Exercise objective
In the records below, count each line where the word "COVID" appears, and reply with that number only.

Stored data below:

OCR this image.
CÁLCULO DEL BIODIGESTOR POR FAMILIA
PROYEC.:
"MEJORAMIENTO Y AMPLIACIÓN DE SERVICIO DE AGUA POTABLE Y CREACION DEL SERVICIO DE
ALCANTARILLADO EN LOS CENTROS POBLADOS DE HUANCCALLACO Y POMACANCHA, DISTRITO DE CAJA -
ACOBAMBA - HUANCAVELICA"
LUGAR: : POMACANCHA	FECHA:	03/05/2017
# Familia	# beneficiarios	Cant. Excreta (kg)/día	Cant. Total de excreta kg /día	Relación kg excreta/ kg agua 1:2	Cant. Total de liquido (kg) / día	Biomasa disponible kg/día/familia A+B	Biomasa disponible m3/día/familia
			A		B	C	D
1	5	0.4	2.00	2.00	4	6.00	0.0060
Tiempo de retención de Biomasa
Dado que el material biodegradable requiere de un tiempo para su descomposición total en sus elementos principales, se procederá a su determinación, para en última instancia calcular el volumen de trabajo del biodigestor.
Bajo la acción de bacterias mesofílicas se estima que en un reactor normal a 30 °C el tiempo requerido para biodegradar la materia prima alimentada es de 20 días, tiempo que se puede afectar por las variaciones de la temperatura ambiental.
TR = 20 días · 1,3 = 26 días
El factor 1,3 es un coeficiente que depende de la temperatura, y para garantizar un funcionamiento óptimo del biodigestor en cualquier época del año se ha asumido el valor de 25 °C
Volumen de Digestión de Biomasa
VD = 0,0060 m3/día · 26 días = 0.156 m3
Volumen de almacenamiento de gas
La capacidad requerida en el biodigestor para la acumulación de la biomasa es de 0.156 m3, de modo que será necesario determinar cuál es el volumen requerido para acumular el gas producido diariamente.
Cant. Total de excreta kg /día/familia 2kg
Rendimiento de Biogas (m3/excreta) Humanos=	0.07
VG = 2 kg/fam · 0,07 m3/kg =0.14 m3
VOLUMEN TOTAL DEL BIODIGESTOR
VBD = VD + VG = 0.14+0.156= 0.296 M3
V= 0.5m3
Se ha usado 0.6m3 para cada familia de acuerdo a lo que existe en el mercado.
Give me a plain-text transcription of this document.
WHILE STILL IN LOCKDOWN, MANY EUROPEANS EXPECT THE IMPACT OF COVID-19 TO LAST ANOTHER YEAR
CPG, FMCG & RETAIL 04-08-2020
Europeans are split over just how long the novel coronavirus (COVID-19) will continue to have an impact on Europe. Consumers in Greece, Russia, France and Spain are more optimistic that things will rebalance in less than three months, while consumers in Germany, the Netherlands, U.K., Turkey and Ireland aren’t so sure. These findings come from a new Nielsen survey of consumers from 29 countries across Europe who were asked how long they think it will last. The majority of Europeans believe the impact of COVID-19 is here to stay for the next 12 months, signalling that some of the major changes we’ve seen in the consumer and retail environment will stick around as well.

End of Stored data.

Exercise response
2